Short problem →
Give a verbatim copy of the lines below, minus the pictures.
★ ★ ★ ★
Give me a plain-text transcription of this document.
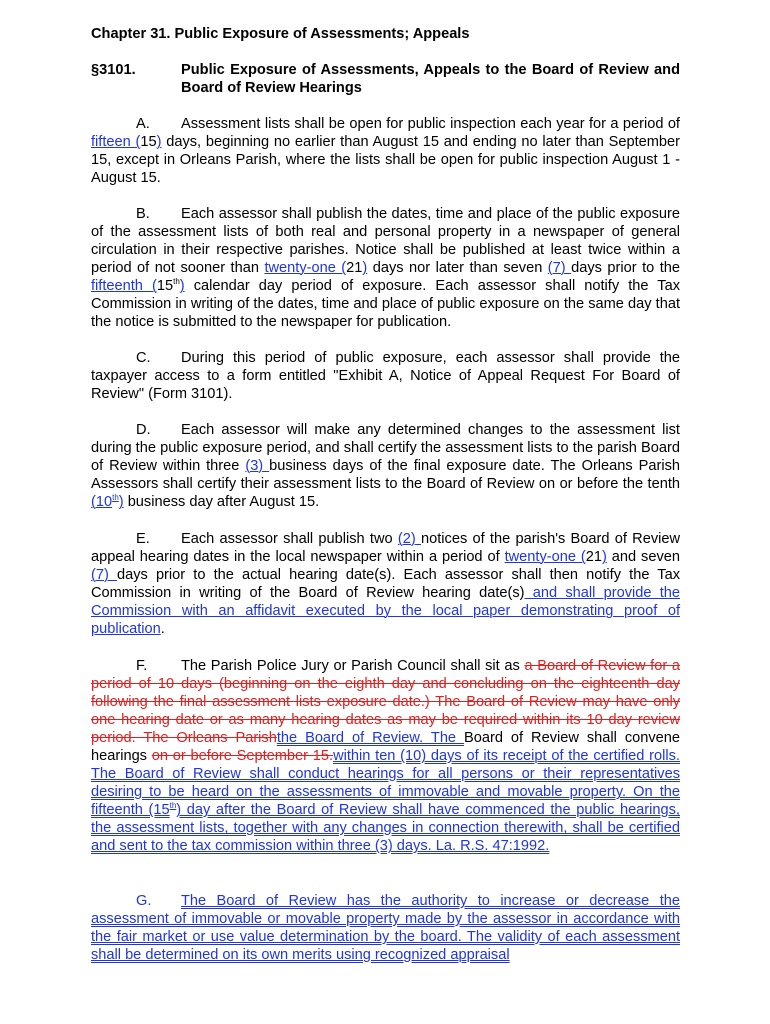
Chapter 31. Public Exposure of Assessments; Appeals
§3101.	Public Exposure of Assessments, Appeals to the Board of Review and Board of Review Hearings
A. Assessment lists shall be open for public inspection each year for a period of fifteen (15) days, beginning no earlier than August 15 and ending no later than September 15, except in Orleans Parish, where the lists shall be open for public inspection August 1 - August 15.
B. Each assessor shall publish the dates, time and place of the public exposure of the assessment lists of both real and personal property in a newspaper of general circulation in their respective parishes. Notice shall be published at least twice within a period of not sooner than twenty-one (21) days nor later than seven (7) days prior to the fifteenth (15th) calendar day period of exposure. Each assessor shall notify the Tax Commission in writing of the dates, time and place of public exposure on the same day that the notice is submitted to the newspaper for publication.
C. During this period of public exposure, each assessor shall provide the taxpayer access to a form entitled "Exhibit A, Notice of Appeal Request For Board of Review" (Form 3101).
D. Each assessor will make any determined changes to the assessment list during the public exposure period, and shall certify the assessment lists to the parish Board of Review within three (3) business days of the final exposure date. The Orleans Parish Assessors shall certify their assessment lists to the Board of Review on or before the tenth (10th) business day after August 15.
E. Each assessor shall publish two (2) notices of the parish's Board of Review appeal hearing dates in the local newspaper within a period of twenty-one (21) and seven (7) days prior to the actual hearing date(s). Each assessor shall then notify the Tax Commission in writing of the Board of Review hearing date(s) and shall provide the Commission with an affidavit executed by the local paper demonstrating proof of publication.
F. The Parish Police Jury or Parish Council shall sit as a Board of Review for a period of 10 days (beginning on the eighth day and concluding on the eighteenth day following the final assessment lists exposure date.) The Board of Review may have only one hearing date or as many hearing dates as may be required within its 10 day review period. The Orleans Parishthe Board of Review. The Board of Review shall convene hearings on or before September 15.within ten (10) days of its receipt of the certified rolls. The Board of Review shall conduct hearings for all persons or their representatives desiring to be heard on the assessments of immovable and movable property. On the fifteenth (15th) day after the Board of Review shall have commenced the public hearings, the assessment lists, together with any changes in connection therewith, shall be certified and sent to the tax commission within three (3) days. La. R.S. 47:1992.
G. The Board of Review has the authority to increase or decrease the assessment of immovable or movable property made by the assessor in accordance with the fair market or use value determination by the board. The validity of each assessment shall be determined on its own merits using recognized appraisal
★ ★ ★ ★
Complete answer →
Give me a plain-text transcription of this document.
Chapter 31. Public Exposure of Assessments; Appeals
§3101.	Public Exposure of Assessments, Appeals to the Board of Review and Board of Review Hearings
A. Assessment lists shall be open for public inspection each year for a period of fifteen (15) days, beginning no earlier than August 15 and ending no later than September 15, except in Orleans Parish, where the lists shall be open for public inspection August 1 - August 15.
B. Each assessor shall publish the dates, time and place of the public exposure of the assessment lists of both real and personal property in a newspaper of general circulation in their respective parishes. Notice shall be published at least twice within a period of not sooner than twenty-one (21) days nor later than seven (7) days prior to the fifteenth (15th) calendar day period of exposure. Each assessor shall notify the Tax Commission in writing of the dates, time and place of public exposure on the same day that the notice is submitted to the newspaper for publication.
C. During this period of public exposure, each assessor shall provide the taxpayer access to a form entitled "Exhibit A, Notice of Appeal Request For Board of Review" (Form 3101).
D. Each assessor will make any determined changes to the assessment list during the public exposure period, and shall certify the assessment lists to the parish Board of Review within three (3) business days of the final exposure date. The Orleans Parish Assessors shall certify their assessment lists to the Board of Review on or before the tenth (10th) business day after August 15.
E. Each assessor shall publish two (2) notices of the parish's Board of Review appeal hearing dates in the local newspaper within a period of twenty-one (21) and seven (7) days prior to the actual hearing date(s). Each assessor shall then notify the Tax Commission in writing of the Board of Review hearing date(s) and shall provide the Commission with an affidavit executed by the local paper demonstrating proof of publication.
F. The Parish Police Jury or Parish Council shall sit as a Board of Review for a period of 10 days (beginning on the eighth day and concluding on the eighteenth day following the final assessment lists exposure date.) The Board of Review may have only one hearing date or as many hearing dates as may be required within its 10 day review period. The Orleans Parishthe Board of Review. The Board of Review shall convene hearings on or before September 15.within ten (10) days of its receipt of the certified rolls. The Board of Review shall conduct hearings for all persons or their representatives desiring to be heard on the assessments of immovable and movable property. On the fifteenth (15th) day after the Board of Review shall have commenced the public hearings, the assessment lists, together with any changes in connection therewith, shall be certified and sent to the tax commission within three (3) days. La. R.S. 47:1992.
G. The Board of Review has the authority to increase or decrease the assessment of immovable or movable property made by the assessor in accordance with the fair market or use value determination by the board. The validity of each assessment shall be determined on its own merits using recognized appraisal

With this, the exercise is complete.